## Rows

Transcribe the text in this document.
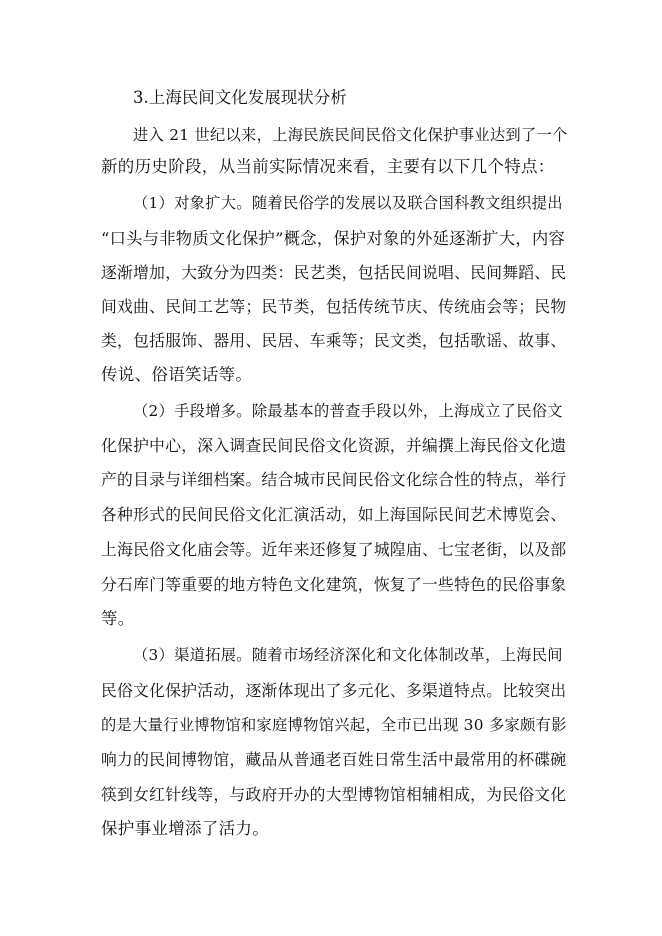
3.上海民间文化发展现状分析
进入 21 世纪以来，上海民族民间民俗文化保护事业达到了一个
新的历史阶段，从当前实际情况来看，主要有以下几个特点：
（1）对象扩大。随着民俗学的发展以及联合国科教文组织提出
“口头与非物质文化保护”概念，保护对象的外延逐渐扩大，内容
逐渐增加，大致分为四类：民艺类，包括民间说唱、民间舞蹈、民
间戏曲、民间工艺等；民节类，包括传统节庆、传统庙会等；民物
类，包括服饰、器用、民居、车乘等；民文类，包括歌谣、故事、
传说、俗语笑话等。
（2）手段增多。除最基本的普查手段以外，上海成立了民俗文
化保护中心，深入调查民间民俗文化资源，并编撰上海民俗文化遗
产的目录与详细档案。结合城市民间民俗文化综合性的特点，举行
各种形式的民间民俗文化汇演活动，如上海国际民间艺术博览会、
上海民俗文化庙会等。近年来还修复了城隍庙、七宝老街，以及部
分石库门等重要的地方特色文化建筑，恢复了一些特色的民俗事象
等。
（3）渠道拓展。随着市场经济深化和文化体制改革，上海民间
民俗文化保护活动，逐渐体现出了多元化、多渠道特点。比较突出
的是大量行业博物馆和家庭博物馆兴起，全市已出现 30 多家颇有影
响力的民间博物馆，藏品从普通老百姓日常生活中最常用的杯碟碗
筷到女红针线等，与政府开办的大型博物馆相辅相成，为民俗文化
保护事业增添了活力。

## Written request
Write out the listing above exactly as it stands, pictures excluded.

## Result for this exercise
Transcribe the text in this document.
3.上海民间文化发展现状分析
进入 21 世纪以来，上海民族民间民俗文化保护事业达到了一个
新的历史阶段，从当前实际情况来看，主要有以下几个特点：
（1）对象扩大。随着民俗学的发展以及联合国科教文组织提出
“口头与非物质文化保护”概念，保护对象的外延逐渐扩大，内容
逐渐增加，大致分为四类：民艺类，包括民间说唱、民间舞蹈、民
间戏曲、民间工艺等；民节类，包括传统节庆、传统庙会等；民物
类，包括服饰、器用、民居、车乘等；民文类，包括歌谣、故事、
传说、俗语笑话等。
（2）手段增多。除最基本的普查手段以外，上海成立了民俗文
化保护中心，深入调查民间民俗文化资源，并编撰上海民俗文化遗
产的目录与详细档案。结合城市民间民俗文化综合性的特点，举行
各种形式的民间民俗文化汇演活动，如上海国际民间艺术博览会、
上海民俗文化庙会等。近年来还修复了城隍庙、七宝老街，以及部
分石库门等重要的地方特色文化建筑，恢复了一些特色的民俗事象
等。
（3）渠道拓展。随着市场经济深化和文化体制改革，上海民间
民俗文化保护活动，逐渐体现出了多元化、多渠道特点。比较突出
的是大量行业博物馆和家庭博物馆兴起，全市已出现 30 多家颇有影
响力的民间博物馆，藏品从普通老百姓日常生活中最常用的杯碟碗
筷到女红针线等，与政府开办的大型博物馆相辅相成，为民俗文化
保护事业增添了活力。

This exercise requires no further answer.